TASK BRIEF: Return the records in full, exactly as given.

— start —

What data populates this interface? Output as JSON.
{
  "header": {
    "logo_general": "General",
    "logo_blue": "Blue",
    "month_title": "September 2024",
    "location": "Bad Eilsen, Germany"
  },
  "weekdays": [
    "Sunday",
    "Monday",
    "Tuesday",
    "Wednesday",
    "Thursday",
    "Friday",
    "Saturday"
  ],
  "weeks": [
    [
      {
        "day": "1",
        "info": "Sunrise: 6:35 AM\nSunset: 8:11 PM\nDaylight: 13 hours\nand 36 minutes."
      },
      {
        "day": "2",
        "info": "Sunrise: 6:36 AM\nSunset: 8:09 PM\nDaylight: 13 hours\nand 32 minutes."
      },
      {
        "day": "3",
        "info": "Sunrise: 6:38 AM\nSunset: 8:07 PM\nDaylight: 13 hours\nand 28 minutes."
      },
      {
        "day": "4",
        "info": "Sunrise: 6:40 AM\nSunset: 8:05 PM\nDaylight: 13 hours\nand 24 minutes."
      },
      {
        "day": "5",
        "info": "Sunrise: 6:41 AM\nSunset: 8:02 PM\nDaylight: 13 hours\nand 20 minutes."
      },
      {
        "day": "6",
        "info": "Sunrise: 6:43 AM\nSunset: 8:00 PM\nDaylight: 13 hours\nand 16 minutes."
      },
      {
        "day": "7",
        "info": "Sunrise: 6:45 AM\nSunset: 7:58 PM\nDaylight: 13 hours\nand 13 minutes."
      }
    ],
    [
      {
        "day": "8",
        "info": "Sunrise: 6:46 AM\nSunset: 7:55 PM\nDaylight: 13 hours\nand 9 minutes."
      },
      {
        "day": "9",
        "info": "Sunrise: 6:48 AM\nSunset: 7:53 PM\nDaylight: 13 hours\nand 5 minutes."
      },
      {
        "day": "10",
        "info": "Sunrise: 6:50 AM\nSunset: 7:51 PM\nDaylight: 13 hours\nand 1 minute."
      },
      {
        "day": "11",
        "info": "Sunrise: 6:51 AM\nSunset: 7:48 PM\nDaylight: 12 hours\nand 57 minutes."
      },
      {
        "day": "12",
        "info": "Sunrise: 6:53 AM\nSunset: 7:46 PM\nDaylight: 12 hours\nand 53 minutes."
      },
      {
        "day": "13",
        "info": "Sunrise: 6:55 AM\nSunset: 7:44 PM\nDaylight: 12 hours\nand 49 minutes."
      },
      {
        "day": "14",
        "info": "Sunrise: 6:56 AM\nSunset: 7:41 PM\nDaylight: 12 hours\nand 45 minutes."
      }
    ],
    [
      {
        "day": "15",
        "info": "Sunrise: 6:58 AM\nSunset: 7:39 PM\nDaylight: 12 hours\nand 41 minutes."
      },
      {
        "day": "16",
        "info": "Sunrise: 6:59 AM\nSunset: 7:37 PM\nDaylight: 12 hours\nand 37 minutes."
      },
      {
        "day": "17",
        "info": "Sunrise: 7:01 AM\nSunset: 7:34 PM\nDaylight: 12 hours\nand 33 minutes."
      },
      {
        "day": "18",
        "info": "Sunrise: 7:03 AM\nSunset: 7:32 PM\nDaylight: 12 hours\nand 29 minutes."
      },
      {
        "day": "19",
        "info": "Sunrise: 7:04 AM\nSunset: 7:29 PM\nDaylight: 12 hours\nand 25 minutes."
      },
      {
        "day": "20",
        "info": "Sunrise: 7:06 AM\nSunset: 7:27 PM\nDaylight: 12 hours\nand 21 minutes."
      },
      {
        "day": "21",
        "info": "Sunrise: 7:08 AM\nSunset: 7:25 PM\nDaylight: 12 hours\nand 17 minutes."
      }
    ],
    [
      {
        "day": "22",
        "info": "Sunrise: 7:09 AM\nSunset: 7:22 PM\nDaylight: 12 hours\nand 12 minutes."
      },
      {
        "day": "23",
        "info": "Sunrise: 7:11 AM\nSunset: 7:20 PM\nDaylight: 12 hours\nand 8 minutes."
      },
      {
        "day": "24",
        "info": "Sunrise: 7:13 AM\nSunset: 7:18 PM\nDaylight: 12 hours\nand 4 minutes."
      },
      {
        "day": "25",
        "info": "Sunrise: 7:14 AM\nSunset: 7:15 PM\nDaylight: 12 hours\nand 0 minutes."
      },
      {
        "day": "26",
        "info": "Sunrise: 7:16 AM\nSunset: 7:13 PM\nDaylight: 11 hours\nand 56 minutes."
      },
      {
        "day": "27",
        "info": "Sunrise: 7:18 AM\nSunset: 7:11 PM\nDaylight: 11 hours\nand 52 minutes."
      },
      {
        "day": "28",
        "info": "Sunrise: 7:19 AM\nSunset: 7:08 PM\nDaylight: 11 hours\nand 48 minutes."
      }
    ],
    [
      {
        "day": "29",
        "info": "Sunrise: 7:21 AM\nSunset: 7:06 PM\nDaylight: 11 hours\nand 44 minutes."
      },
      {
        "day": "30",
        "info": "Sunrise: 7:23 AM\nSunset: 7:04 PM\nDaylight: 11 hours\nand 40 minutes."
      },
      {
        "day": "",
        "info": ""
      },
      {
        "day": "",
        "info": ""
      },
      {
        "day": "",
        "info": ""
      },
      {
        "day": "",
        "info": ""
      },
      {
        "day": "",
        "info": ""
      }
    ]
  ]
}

— end —

EXPECTED ANSWER:
What data populates this interface? Output as JSON.
{
  "header": {
    "logo_general": "General",
    "logo_blue": "Blue",
    "month_title": "September 2024",
    "location": "Bad Eilsen, Germany"
  },
  "weekdays": [
    "Sunday",
    "Monday",
    "Tuesday",
    "Wednesday",
    "Thursday",
    "Friday",
    "Saturday"
  ],
  "weeks": [
    [
      {
        "day": "1",
        "info": "Sunrise: 6:35 AM\nSunset: 8:11 PM\nDaylight: 13 hours\nand 36 minutes."
      },
      {
        "day": "2",
        "info": "Sunrise: 6:36 AM\nSunset: 8:09 PM\nDaylight: 13 hours\nand 32 minutes."
      },
      {
        "day": "3",
        "info": "Sunrise: 6:38 AM\nSunset: 8:07 PM\nDaylight: 13 hours\nand 28 minutes."
      },
      {
        "day": "4",
        "info": "Sunrise: 6:40 AM\nSunset: 8:05 PM\nDaylight: 13 hours\nand 24 minutes."
      },
      {
        "day": "5",
        "info": "Sunrise: 6:41 AM\nSunset: 8:02 PM\nDaylight: 13 hours\nand 20 minutes."
      },
      {
        "day": "6",
        "info": "Sunrise: 6:43 AM\nSunset: 8:00 PM\nDaylight: 13 hours\nand 16 minutes."
      },
      {
        "day": "7",
        "info": "Sunrise: 6:45 AM\nSunset: 7:58 PM\nDaylight: 13 hours\nand 13 minutes."
      }
    ],
    [
      {
        "day": "8",
        "info": "Sunrise: 6:46 AM\nSunset: 7:55 PM\nDaylight: 13 hours\nand 9 minutes."
      },
      {
        "day": "9",
        "info": "Sunrise: 6:48 AM\nSunset: 7:53 PM\nDaylight: 13 hours\nand 5 minutes."
      },
      {
        "day": "10",
        "info": "Sunrise: 6:50 AM\nSunset: 7:51 PM\nDaylight: 13 hours\nand 1 minute."
      },
      {
        "day": "11",
        "info": "Sunrise: 6:51 AM\nSunset: 7:48 PM\nDaylight: 12 hours\nand 57 minutes."
      },
      {
        "day": "12",
        "info": "Sunrise: 6:53 AM\nSunset: 7:46 PM\nDaylight: 12 hours\nand 53 minutes."
      },
      {
        "day": "13",
        "info": "Sunrise: 6:55 AM\nSunset: 7:44 PM\nDaylight: 12 hours\nand 49 minutes."
      },
      {
        "day": "14",
        "info": "Sunrise: 6:56 AM\nSunset: 7:41 PM\nDaylight: 12 hours\nand 45 minutes."
      }
    ],
    [
      {
        "day": "15",
        "info": "Sunrise: 6:58 AM\nSunset: 7:39 PM\nDaylight: 12 hours\nand 41 minutes."
      },
      {
        "day": "16",
        "info": "Sunrise: 6:59 AM\nSunset: 7:37 PM\nDaylight: 12 hours\nand 37 minutes."
      },
      {
        "day": "17",
        "info": "Sunrise: 7:01 AM\nSunset: 7:34 PM\nDaylight: 12 hours\nand 33 minutes."
      },
      {
        "day": "18",
        "info": "Sunrise: 7:03 AM\nSunset: 7:32 PM\nDaylight: 12 hours\nand 29 minutes."
      },
      {
        "day": "19",
        "info": "Sunrise: 7:04 AM\nSunset: 7:29 PM\nDaylight: 12 hours\nand 25 minutes."
      },
      {
        "day": "20",
        "info": "Sunrise: 7:06 AM\nSunset: 7:27 PM\nDaylight: 12 hours\nand 21 minutes."
      },
      {
        "day": "21",
        "info": "Sunrise: 7:08 AM\nSunset: 7:25 PM\nDaylight: 12 hours\nand 17 minutes."
      }
    ],
    [
      {
        "day": "22",
        "info": "Sunrise: 7:09 AM\nSunset: 7:22 PM\nDaylight: 12 hours\nand 12 minutes."
      },
      {
        "day": "23",
        "info": "Sunrise: 7:11 AM\nSunset: 7:20 PM\nDaylight: 12 hours\nand 8 minutes."
      },
      {
        "day": "24",
        "info": "Sunrise: 7:13 AM\nSunset: 7:18 PM\nDaylight: 12 hours\nand 4 minutes."
      },
      {
        "day": "25",
        "info": "Sunrise: 7:14 AM\nSunset: 7:15 PM\nDaylight: 12 hours\nand 0 minutes."
      },
      {
        "day": "26",
        "info": "Sunrise: 7:16 AM\nSunset: 7:13 PM\nDaylight: 11 hours\nand 56 minutes."
      },
      {
        "day": "27",
        "info": "Sunrise: 7:18 AM\nSunset: 7:11 PM\nDaylight: 11 hours\nand 52 minutes."
      },
      {
        "day": "28",
        "info": "Sunrise: 7:19 AM\nSunset: 7:08 PM\nDaylight: 11 hours\nand 48 minutes."
      }
    ],
    [
      {
        "day": "29",
        "info": "Sunrise: 7:21 AM\nSunset: 7:06 PM\nDaylight: 11 hours\nand 44 minutes."
      },
      {
        "day": "30",
        "info": "Sunrise: 7:23 AM\nSunset: 7:04 PM\nDaylight: 11 hours\nand 40 minutes."
      },
      {
        "day": "",
        "info": ""
      },
      {
        "day": "",
        "info": ""
      },
      {
        "day": "",
        "info": ""
      },
      {
        "day": "",
        "info": ""
      },
      {
        "day": "",
        "info": ""
      }
    ]
  ]
}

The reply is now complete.